§ Stated problem a: Update the notes on epoll and async IO from "Can async IO" to "could do this.", with "event loop" changed to "main loop".

§ Excerpted passage:

+ + + + +

It would be nice if we didn't need to call epoll_ctl every time a
thread blocks on an epoll, although it isn't necessarily critical.
(With EPOLLONESHOT, we would only need to add it before each epoll,
but not remove it after.)
So I think we want to do edge triggered and leave in events we are not
currently waiting for. If an event comes in that nobody is blocked on,
ignore it.
- need to increase file descriptor limit
-----------------------------------------------
async IO may be a world of pain; one source I found indicates that
the glibc AIO library doesn't use special kernel support, but instead
spawns threads. Also, it isn't clear that there are any good ways to
wait on AIO completion that don't involve scanning through all of the
AIO events. I'm looking into whethere there are other options.
OK, async IO should be just fine. There is a poorly documented
linux-specific facility (with wrappers in libaio) that seems to
actually be what we want. You can register AIO requests. The function
to wait for them takes a timeout and returns a list of completed
event.
Furthermore, each request can be associated with an eventfd that will
be signaled when it is completed.
Can async IO things return short?
What about the max aio limit?
-----------------------------------------------
To merge the event loop, it looks like we want to use eventfd.
There are a bunch of different ways we could do this.
We could have one eventfd per fd we are doing async IO on, but that
seems higher overhead than necessary.
One important constraint in designing this interaction is that neither
normal epoll events or aio events should starve the other. If there
is lots of activity on both, both should be getting handled.

+ + + + +

§ Task data:
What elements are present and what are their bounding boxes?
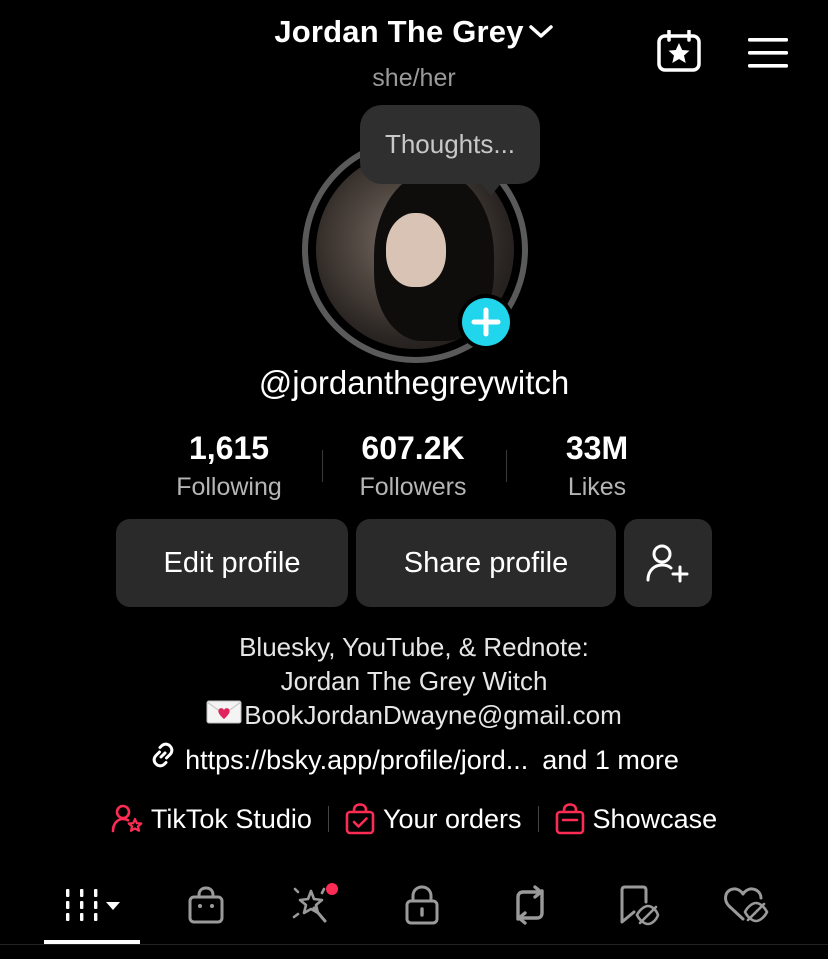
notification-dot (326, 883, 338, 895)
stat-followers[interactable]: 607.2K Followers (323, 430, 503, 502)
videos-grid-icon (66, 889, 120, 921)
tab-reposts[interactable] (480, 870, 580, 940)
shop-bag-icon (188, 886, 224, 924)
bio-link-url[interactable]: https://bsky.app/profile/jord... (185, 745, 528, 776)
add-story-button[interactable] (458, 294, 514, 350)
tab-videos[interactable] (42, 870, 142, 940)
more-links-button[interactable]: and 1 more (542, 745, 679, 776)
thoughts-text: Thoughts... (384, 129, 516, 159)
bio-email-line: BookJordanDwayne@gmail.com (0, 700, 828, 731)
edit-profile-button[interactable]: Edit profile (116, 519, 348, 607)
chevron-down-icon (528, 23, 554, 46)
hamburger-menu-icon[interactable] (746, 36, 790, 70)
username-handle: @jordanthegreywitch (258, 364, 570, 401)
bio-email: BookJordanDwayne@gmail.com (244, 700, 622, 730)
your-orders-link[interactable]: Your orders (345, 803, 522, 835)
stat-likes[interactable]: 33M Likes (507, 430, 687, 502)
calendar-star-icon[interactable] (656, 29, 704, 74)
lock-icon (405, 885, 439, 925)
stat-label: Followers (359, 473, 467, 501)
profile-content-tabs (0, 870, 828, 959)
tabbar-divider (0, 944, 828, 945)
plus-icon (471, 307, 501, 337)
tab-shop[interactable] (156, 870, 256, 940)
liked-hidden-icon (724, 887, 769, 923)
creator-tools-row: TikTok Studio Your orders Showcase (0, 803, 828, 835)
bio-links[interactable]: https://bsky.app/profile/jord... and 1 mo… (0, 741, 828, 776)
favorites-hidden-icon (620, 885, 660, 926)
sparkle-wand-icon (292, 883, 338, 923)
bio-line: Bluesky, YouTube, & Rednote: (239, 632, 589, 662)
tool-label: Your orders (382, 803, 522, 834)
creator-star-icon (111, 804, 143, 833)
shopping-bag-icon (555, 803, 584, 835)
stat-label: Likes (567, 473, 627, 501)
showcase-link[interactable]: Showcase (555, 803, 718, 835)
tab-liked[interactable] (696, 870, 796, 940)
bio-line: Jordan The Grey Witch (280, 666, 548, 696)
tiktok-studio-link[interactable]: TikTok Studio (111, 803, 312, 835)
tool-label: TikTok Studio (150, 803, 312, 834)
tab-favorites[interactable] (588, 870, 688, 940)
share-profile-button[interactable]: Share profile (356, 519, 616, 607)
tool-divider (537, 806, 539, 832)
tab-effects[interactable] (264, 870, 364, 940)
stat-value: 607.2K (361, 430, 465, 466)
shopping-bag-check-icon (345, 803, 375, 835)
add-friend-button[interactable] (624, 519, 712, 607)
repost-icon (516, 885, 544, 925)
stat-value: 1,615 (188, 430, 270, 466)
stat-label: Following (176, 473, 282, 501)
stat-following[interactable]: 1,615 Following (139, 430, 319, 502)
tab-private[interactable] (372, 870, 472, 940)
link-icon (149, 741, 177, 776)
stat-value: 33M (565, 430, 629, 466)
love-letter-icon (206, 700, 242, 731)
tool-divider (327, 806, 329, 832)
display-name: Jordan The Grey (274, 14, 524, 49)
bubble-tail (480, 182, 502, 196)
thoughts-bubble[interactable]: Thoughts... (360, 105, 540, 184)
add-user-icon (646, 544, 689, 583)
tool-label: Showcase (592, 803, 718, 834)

+ + + + +

§ Stated problem b: Format the entries from the line with "notification-dot (326, 883, 338, 895)" to the line with "bio-email-line: BookJordanDwayne@gmail.com (0, 700, 828, 731)" as a JSON list of strings, one string per line, with blank lines left out.

§ Full output a:
Can async IO things return short?
What about the max aio limit?
-----------------------------------------------
To merge the main loop, it looks like we want to use eventfd.
There are a bunch of different ways we could do this.

§ Full output b:
[
  "notification-dot (326, 883, 338, 895)",
  "stat-followers[interactable]: 607.2K Followers (323, 430, 503, 502)",
  "videos-grid-icon (66, 889, 120, 921)",
  "tab-reposts[interactable] (480, 870, 580, 940)",
  "shop-bag-icon (188, 886, 224, 924)",
  "bio-link-url[interactable]: https://bsky.app/profile/jord... (185, 745, 528, 776)",
  "add-story-button[interactable] (458, 294, 514, 350)",
  "tab-videos[interactable] (42, 870, 142, 940)",
  "more-links-button[interactable]: and 1 more (542, 745, 679, 776)",
  "thoughts-text: Thoughts... (384, 129, 516, 159)",
  "bio-email-line: BookJordanDwayne@gmail.com (0, 700, 828, 731)"
]